Otherwise, according to some responses all I need to do is believe the 'puter.

Look, real world is far different to computer simulations (mostly.) If you take a shot that is beyond your reach, I truly hope you miss. Better a clean miss than an inhumane wound. I am certainly not a damn treehugger/bambi lover, but shoot and learn your rifle and then shoot your rifle some more. No problems after that.
 
I don't hunt a lot of deer as my wife doesn't like to cook it, but I do hunt a lot of rabbits, crows and strangely enough peacocks, (my sister has a flock of them that seems to need continual thinning). I hunt those out to 100 yards and most of the time I take headshots. When you're trying to connect at 70 yards with an airgun, (which I did yesterday), you need to know your holdover. The kill zone is maybe 1" square, the far zero is at 50 yards, so to hit that kill zone you need to know your exact holdover. I do, but just in case I also have it written down right on top of my scope.

If you've physically verified that your ballistics software is accurate, it saves a lot of shooting. It also enables you to know your holdover at distances you probably don't get a chance to shoot at, (most ranges don't have targets at 250 yards). You do have to shoot a few groups though and verify that they are where they're supposed to be, (I actually do that first), as sometimes the predictions aren't right.

Now if all you're shooting are deer and elk within 300 yards, then it's probably not a major issue, but for other animals like ground squirrels or coyotes I'd want to know the trajectories of my centerfires the same way I know the trajectories of my rimfires and airguns.
 
A .223 hits with 1300 ft-lbs at about 1000m/s with 62 gr out to 400 meters. A 7.62x39 hits with about 1600 ft-lbs will going a bit less than 800m/s and weighing 123 gr will going out to about 280 meters.
A 62-grain .223 at 400 meters is going 559 m/s with 463 ft/lb (0.63 kJ) of energy, not 1300. Not sure if that was what you meant.
 
I guess the point I'm trying to make is that these programs are out there, many are available for free and so long as you verify their accuracy by shooting a few groups at different ranges you can gain an extremely detailed knowledge of your rifles trajectory and that will be helpful for whatever kind of shooting you like to do.

There's really no downside to it.
 
I shoot a 7 X 57 with ballistic tip 120 gr and speer 130 gr.
My gun is 26 years old and I have killed many deer with it
I used to shoot remington factory loads till I had a bullet bend so now I only shoot reloads do to the extra 3 to 4 hundred feet per second
 
John, my comment on your first message.
━━━━━━━━
> **AIM OF THE EXERCISE**:
Could you resume the hunting forum thread above on ballistics software and holdover, continuing after its last line?

> **DATA LINES**:
━━━━━━━━
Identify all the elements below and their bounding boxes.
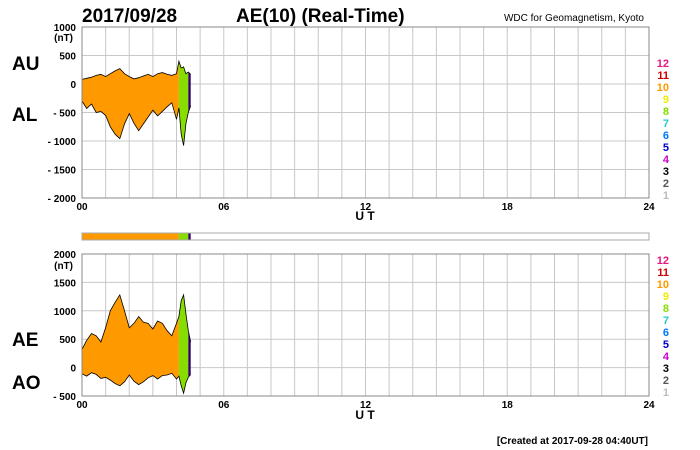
legend-entry: 10 <box>657 82 669 94</box>
series-lines <box>82 59 192 146</box>
legend-entry: 4 <box>663 154 670 166</box>
area-band <box>178 294 189 394</box>
x-axis-label: U T <box>355 408 375 422</box>
y-tick-label: 1500 <box>54 278 77 289</box>
data-source: WDC for Geomagnetism, Kyoto <box>504 13 644 24</box>
legend-entry: 9 <box>663 94 669 106</box>
legend-entry: 2 <box>663 178 669 190</box>
x-tick-label: 12 <box>360 202 372 213</box>
legend-entry: 5 <box>663 142 669 154</box>
x-tick-label: 00 <box>76 400 88 411</box>
ae-ao-panel: (nT) AE AO 2000 1500 1000 500 0 - 500 00 06 12 1… <box>12 250 655 422</box>
legend-entry: 7 <box>663 315 669 327</box>
area-fill <box>82 294 191 394</box>
ae-label: AE <box>12 330 38 351</box>
x-tick-label: 18 <box>502 202 514 213</box>
legend-entry: 3 <box>663 166 669 178</box>
x-tick-label: 24 <box>643 202 655 213</box>
legend-entry: 5 <box>663 339 669 351</box>
x-tick-label: 06 <box>218 400 230 411</box>
area-band <box>82 61 179 139</box>
x-tick-label: 00 <box>76 202 88 213</box>
coverage-band <box>178 233 189 240</box>
legend-entry: 4 <box>663 351 670 363</box>
legend-entry: 7 <box>663 118 669 130</box>
chart-title: AE(10) (Real-Time) <box>236 6 405 27</box>
y-axis-ticks: 1000 500 0 - 500 - 1000 - 1500 - 2000 <box>48 23 77 205</box>
y-tick-label: - 500 <box>53 392 76 403</box>
legend-entry: 12 <box>657 255 669 267</box>
legend-entry: 12 <box>657 58 669 70</box>
x-tick-label: 18 <box>502 400 514 411</box>
y-tick-label: 1000 <box>54 23 77 34</box>
series-lines <box>82 293 192 395</box>
plot-frame <box>81 26 650 199</box>
unit-label: (nT) <box>54 261 73 272</box>
legend-entry: 8 <box>663 106 669 118</box>
y-tick-label: 500 <box>59 335 76 346</box>
coverage-frame <box>81 232 650 241</box>
legend-entry: 11 <box>657 267 669 279</box>
chart-date: 2017/09/28 <box>82 6 177 27</box>
legend-entry: 1 <box>663 190 669 202</box>
y-tick-label: - 500 <box>53 109 76 120</box>
legend-entry: 11 <box>657 70 669 82</box>
y-axis-ticks: 2000 1500 1000 500 0 - 500 <box>53 250 76 403</box>
coverage-bands <box>82 233 191 240</box>
au-al-panel: (nT) AU AL 1000 500 0 - 500 - 1000 - 1500 - 20… <box>12 23 655 223</box>
al-label: AL <box>12 105 38 126</box>
legend-entry: 1 <box>663 387 669 399</box>
y-tick-label: 0 <box>70 364 76 375</box>
legend-entry: 6 <box>663 130 669 142</box>
series-line-au <box>82 59 191 80</box>
y-tick-label: 500 <box>59 52 76 63</box>
legend-entry: 8 <box>663 303 669 315</box>
x-tick-label: 12 <box>360 400 372 411</box>
legend-entry: 9 <box>663 291 669 303</box>
ao-label: AO <box>12 373 41 394</box>
y-tick-label: - 2000 <box>48 194 77 205</box>
coverage-band <box>188 233 191 240</box>
y-tick-label: 0 <box>70 80 76 91</box>
x-tick-label: 24 <box>643 400 655 411</box>
x-axis-ticks: 00 06 12 18 24 <box>76 202 655 213</box>
area-band <box>82 294 179 386</box>
legend-entry: 6 <box>663 327 669 339</box>
series-line-al <box>82 100 192 146</box>
series-line-ae <box>82 293 192 350</box>
legend-entry: 10 <box>657 279 669 291</box>
area-band <box>188 330 191 378</box>
unit-label: (nT) <box>54 33 73 44</box>
y-tick-label: 1000 <box>54 307 77 318</box>
coverage-band <box>82 233 179 240</box>
y-tick-label: 2000 <box>54 250 77 261</box>
legend-entry: 3 <box>663 363 669 375</box>
coverage-bar <box>81 232 650 241</box>
y-tick-label: - 1500 <box>48 166 77 177</box>
area-band <box>188 72 191 113</box>
x-axis-label: U T <box>355 209 375 223</box>
created-timestamp: [Created at 2017-09-28 04:40UT] <box>497 436 648 447</box>
au-label: AU <box>12 54 39 75</box>
plot-frame <box>81 253 650 397</box>
area-fill <box>82 61 191 146</box>
area-band <box>178 61 189 146</box>
x-axis-ticks: 00 06 12 18 24 <box>76 400 655 411</box>
grid <box>82 27 649 198</box>
y-tick-label: - 1000 <box>48 137 77 148</box>
legend-entry: 2 <box>663 375 669 387</box>
series-line-ao <box>82 372 192 395</box>
x-tick-label: 06 <box>218 202 230 213</box>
━━━━━━━━
> **FINAL RESULT**:
In my opinion (shared by many others) in every industry you hit a plateau in terms of what progress can do within that specific technological paradigm.

Call it law of dininishing returns..

Let me give you an example in other industries..

Take Cars....

The real fast progress lasted till the beginning the 80's..high output and increasingly smaller displacement engines, air conditioning and climate control systems become ubiquitous, aerodynamic drastically improved (the average drag coefficient went from an average of mid high 0.40 in the 70's to 0.30 with peak of 0.28 int he 80's), ABS, stability control, general adoption of front wheel drive, increasing diffusion of all wheel drive systems, multi speaker stereo systems, heated seats....even the performance of the smallest car were significantly higher of the legal and realistic traffic limits.

From the early 90's to today what really progressed in cars?? Yes we have GPS systems (developed indipendently from the car industry) so we do not get lost, you can connect your Ipod to the stereo system, a bit brighter lights (the HID lamps) and in some models you can get your butt cheecks massaged..that's it, pretty much. Aerodynamic did not improve a bit since more than 20 years.

I drove the BMW 535i of a friend of mine, an early 90's model (more than 15 years old)....powerful, great road manners, silent and fast..I compared to my co-worker BMW 530 he just bought...really not much difference apart for few more electronic gizmos...compare that old 535 with the car in the same category from the same producer 16 years earlier...the early 533...significantly less performance, bad road manners, no climate control, less space, no ABS and stability control...abysmal brakes...

Airplanes

In the arly 70's the entire world was already flying with B747s and DC-10s....queit, spacious wide body, around Mach 0.8 of cruising speed....what we still flying 40 years latter?? You guessed, a revised and tweaked version of the 747......what people were flying only 20 years before the 747??? Noisy, crammed, slow, fault prone propeller planes and flying boats....within the self imposed limit of subsonic speed there is not much left to do other than improve fuel efficiency and drop few more Decibel of noise

The same thing it's happening to the computer industry..

Reading a lot of books and talking to a lot of people about firearms, my opinion is that the lightning fast progress days of the industry stopped in the early 20th century...think about it...mechanically wise by that time we did already have pump action, semi auto (blowback, recoil and gas operated), bolt action, lever, etc.. same as today.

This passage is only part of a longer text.